Problem
Convert the records below into a numbered list with one line per item, leaving out any blank lines.

[Records from a data source]
____________________

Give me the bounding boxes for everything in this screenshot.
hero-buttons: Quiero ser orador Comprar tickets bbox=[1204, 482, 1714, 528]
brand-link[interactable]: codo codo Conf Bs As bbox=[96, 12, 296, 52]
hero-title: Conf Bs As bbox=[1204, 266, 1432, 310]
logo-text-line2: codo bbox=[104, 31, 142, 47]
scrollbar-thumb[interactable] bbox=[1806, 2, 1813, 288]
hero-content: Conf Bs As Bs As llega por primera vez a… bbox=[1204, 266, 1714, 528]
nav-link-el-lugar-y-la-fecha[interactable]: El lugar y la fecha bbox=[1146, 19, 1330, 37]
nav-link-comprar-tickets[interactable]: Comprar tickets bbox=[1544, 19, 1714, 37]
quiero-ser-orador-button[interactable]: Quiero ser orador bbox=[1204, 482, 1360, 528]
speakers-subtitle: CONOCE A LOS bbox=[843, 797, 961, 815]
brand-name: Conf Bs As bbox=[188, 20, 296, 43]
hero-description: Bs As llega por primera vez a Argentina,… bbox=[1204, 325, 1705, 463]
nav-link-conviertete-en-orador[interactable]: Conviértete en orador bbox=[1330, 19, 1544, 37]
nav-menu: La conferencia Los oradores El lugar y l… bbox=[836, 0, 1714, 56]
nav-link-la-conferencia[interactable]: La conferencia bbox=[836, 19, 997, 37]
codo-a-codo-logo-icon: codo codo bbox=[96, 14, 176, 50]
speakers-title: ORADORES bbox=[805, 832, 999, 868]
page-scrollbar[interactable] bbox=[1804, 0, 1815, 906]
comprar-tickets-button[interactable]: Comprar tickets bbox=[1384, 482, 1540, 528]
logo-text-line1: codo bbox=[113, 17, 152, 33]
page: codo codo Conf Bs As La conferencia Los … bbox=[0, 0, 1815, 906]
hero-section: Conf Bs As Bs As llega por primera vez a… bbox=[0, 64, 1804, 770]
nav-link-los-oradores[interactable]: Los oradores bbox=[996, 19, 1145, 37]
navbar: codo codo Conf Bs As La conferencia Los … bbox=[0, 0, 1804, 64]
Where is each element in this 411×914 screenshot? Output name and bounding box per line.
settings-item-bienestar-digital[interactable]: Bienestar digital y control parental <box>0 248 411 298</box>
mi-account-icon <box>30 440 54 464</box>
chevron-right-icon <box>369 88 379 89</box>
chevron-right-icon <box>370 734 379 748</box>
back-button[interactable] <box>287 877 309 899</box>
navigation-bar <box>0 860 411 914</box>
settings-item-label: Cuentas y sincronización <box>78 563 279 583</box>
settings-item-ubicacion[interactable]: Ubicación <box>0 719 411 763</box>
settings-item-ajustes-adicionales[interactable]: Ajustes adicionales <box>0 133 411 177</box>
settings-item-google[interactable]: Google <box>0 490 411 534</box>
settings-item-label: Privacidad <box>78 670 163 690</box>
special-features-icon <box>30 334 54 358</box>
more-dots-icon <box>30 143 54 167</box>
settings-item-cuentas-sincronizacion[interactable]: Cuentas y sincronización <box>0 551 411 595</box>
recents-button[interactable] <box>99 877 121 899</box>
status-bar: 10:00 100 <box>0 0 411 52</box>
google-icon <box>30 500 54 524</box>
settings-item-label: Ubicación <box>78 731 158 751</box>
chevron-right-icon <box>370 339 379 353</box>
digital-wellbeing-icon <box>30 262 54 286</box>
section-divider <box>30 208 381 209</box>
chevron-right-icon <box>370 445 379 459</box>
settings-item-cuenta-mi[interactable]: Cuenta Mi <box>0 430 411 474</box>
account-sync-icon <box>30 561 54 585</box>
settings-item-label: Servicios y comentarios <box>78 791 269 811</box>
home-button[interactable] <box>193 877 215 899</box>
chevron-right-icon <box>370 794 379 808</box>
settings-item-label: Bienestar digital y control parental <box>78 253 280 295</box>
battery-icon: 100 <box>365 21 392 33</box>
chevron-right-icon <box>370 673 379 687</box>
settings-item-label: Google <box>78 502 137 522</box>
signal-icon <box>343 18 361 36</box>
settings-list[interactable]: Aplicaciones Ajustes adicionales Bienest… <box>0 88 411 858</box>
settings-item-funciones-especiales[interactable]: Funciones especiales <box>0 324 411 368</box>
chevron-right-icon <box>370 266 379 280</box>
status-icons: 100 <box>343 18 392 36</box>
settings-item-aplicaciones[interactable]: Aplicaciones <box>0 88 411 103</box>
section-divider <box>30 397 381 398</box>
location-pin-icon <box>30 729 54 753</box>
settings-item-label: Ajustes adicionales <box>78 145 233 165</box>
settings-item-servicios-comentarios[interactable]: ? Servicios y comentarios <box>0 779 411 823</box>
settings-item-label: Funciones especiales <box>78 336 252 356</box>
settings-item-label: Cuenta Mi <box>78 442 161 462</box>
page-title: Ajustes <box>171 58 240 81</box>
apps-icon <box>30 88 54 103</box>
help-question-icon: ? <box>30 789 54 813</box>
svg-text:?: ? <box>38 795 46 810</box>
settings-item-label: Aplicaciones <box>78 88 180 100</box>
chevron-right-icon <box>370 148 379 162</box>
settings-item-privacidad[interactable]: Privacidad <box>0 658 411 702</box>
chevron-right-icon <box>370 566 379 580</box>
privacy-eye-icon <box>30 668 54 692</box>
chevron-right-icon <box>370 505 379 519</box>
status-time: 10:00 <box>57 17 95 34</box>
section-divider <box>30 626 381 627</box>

____________________

Task result
1. Give me the bounding boxes for everything in this screenshot.
2. hero-buttons: Quiero ser orador Comprar tickets bbox=[1204, 482, 1714, 528]
3. brand-link[interactable]: codo codo Conf Bs As bbox=[96, 12, 296, 52]
4. hero-title: Conf Bs As bbox=[1204, 266, 1432, 310]
5. logo-text-line2: codo bbox=[104, 31, 142, 47]
6. scrollbar-thumb[interactable] bbox=[1806, 2, 1813, 288]
7. hero-content: Conf Bs As Bs As llega por primera vez a… bbox=[1204, 266, 1714, 528]
8. nav-link-el-lugar-y-la-fecha[interactable]: El lugar y la fecha bbox=[1146, 19, 1330, 37]
9. nav-link-comprar-tickets[interactable]: Comprar tickets bbox=[1544, 19, 1714, 37]
10. quiero-ser-orador-button[interactable]: Quiero ser orador bbox=[1204, 482, 1360, 528]
11. speakers-subtitle: CONOCE A LOS bbox=[843, 797, 961, 815]
12. brand-name: Conf Bs As bbox=[188, 20, 296, 43]
13. hero-description: Bs As llega por primera vez a Argentina,… bbox=[1204, 325, 1705, 463]
14. nav-link-conviertete-en-orador[interactable]: Conviértete en orador bbox=[1330, 19, 1544, 37]
15. nav-menu: La conferencia Los oradores El lugar y l… bbox=[836, 0, 1714, 56]
16. nav-link-la-conferencia[interactable]: La conferencia bbox=[836, 19, 997, 37]
17. codo-a-codo-logo-icon: codo codo bbox=[96, 14, 176, 50]
18. speakers-title: ORADORES bbox=[805, 832, 999, 868]
19. page-scrollbar[interactable] bbox=[1804, 0, 1815, 906]
20. comprar-tickets-button[interactable]: Comprar tickets bbox=[1384, 482, 1540, 528]
21. logo-text-line1: codo bbox=[113, 17, 152, 33]
22. page: codo codo Conf Bs As La conferencia Los … bbox=[0, 0, 1815, 906]
23. hero-section: Conf Bs As Bs As llega por primera vez a… bbox=[0, 64, 1804, 770]
24. nav-link-los-oradores[interactable]: Los oradores bbox=[996, 19, 1145, 37]
25. navbar: codo codo Conf Bs As La conferencia Los … bbox=[0, 0, 1804, 64]
26. Where is each element in this 411×914 screenshot? Output name and bounding box per line.
27. settings-item-bienestar-digital[interactable]: Bienestar digital y control parental <box>0 248 411 298</box>
28. mi-account-icon <box>30 440 54 464</box>
29. chevron-right-icon <box>369 88 379 89</box>
30. chevron-right-icon <box>370 734 379 748</box>
31. back-button[interactable] <box>287 877 309 899</box>
32. navigation-bar <box>0 860 411 914</box>
33. settings-item-label: Cuentas y sincronización <box>78 563 279 583</box>
34. settings-item-ubicacion[interactable]: Ubicación <box>0 719 411 763</box>
35. settings-item-ajustes-adicionales[interactable]: Ajustes adicionales <box>0 133 411 177</box>
36. settings-item-google[interactable]: Google <box>0 490 411 534</box>
37. settings-item-label: Privacidad <box>78 670 163 690</box>
38. special-features-icon <box>30 334 54 358</box>
39. more-dots-icon <box>30 143 54 167</box>
40. settings-item-cuentas-sincronizacion[interactable]: Cuentas y sincronización <box>0 551 411 595</box>
41. recents-button[interactable] <box>99 877 121 899</box>
42. status-bar: 10:00 100 <box>0 0 411 52</box>
43. google-icon <box>30 500 54 524</box>
44. settings-item-label: Ubicación <box>78 731 158 751</box>
45. chevron-right-icon <box>370 339 379 353</box>
46. digital-wellbeing-icon <box>30 262 54 286</box>
47. section-divider <box>30 208 381 209</box>
48. chevron-right-icon <box>370 445 379 459</box>
49. settings-item-cuenta-mi[interactable]: Cuenta Mi <box>0 430 411 474</box>
50. account-sync-icon <box>30 561 54 585</box>
51. settings-item-label: Servicios y comentarios <box>78 791 269 811</box>
52. home-button[interactable] <box>193 877 215 899</box>
53. chevron-right-icon <box>370 794 379 808</box>
54. settings-item-label: Bienestar digital y control parental <box>78 253 280 295</box>
55. battery-icon: 100 <box>365 21 392 33</box>
56. chevron-right-icon <box>370 673 379 687</box>
57. settings-item-label: Google <box>78 502 137 522</box>
58. signal-icon <box>343 18 361 36</box>
59. settings-list[interactable]: Aplicaciones Ajustes adicionales Bienest… <box>0 88 411 858</box>
60. settings-item-funciones-especiales[interactable]: Funciones especiales <box>0 324 411 368</box>
61. chevron-right-icon <box>370 266 379 280</box>
62. status-icons: 100 <box>343 18 392 36</box>
63. settings-item-aplicaciones[interactable]: Aplicaciones <box>0 88 411 103</box>
64. section-divider <box>30 397 381 398</box>
65. location-pin-icon <box>30 729 54 753</box>
66. settings-item-label: Ajustes adicionales <box>78 145 233 165</box>
67. settings-item-servicios-comentarios[interactable]: ? Servicios y comentarios <box>0 779 411 823</box>
68. settings-item-label: Funciones especiales <box>78 336 252 356</box>
69. settings-item-label: Cuenta Mi <box>78 442 161 462</box>
70. page-title: Ajustes <box>171 58 240 81</box>
71. apps-icon <box>30 88 54 103</box>
72. help-question-icon: ? <box>30 789 54 813</box>
73. svg-text:?: ? <box>38 795 46 810</box>
74. settings-item-label: Aplicaciones <box>78 88 180 100</box>
75. chevron-right-icon <box>370 148 379 162</box>
76. settings-item-privacidad[interactable]: Privacidad <box>0 658 411 702</box>
77. chevron-right-icon <box>370 566 379 580</box>
78. privacy-eye-icon <box>30 668 54 692</box>
79. chevron-right-icon <box>370 505 379 519</box>
80. status-time: 10:00 <box>57 17 95 34</box>
81. section-divider <box>30 626 381 627</box>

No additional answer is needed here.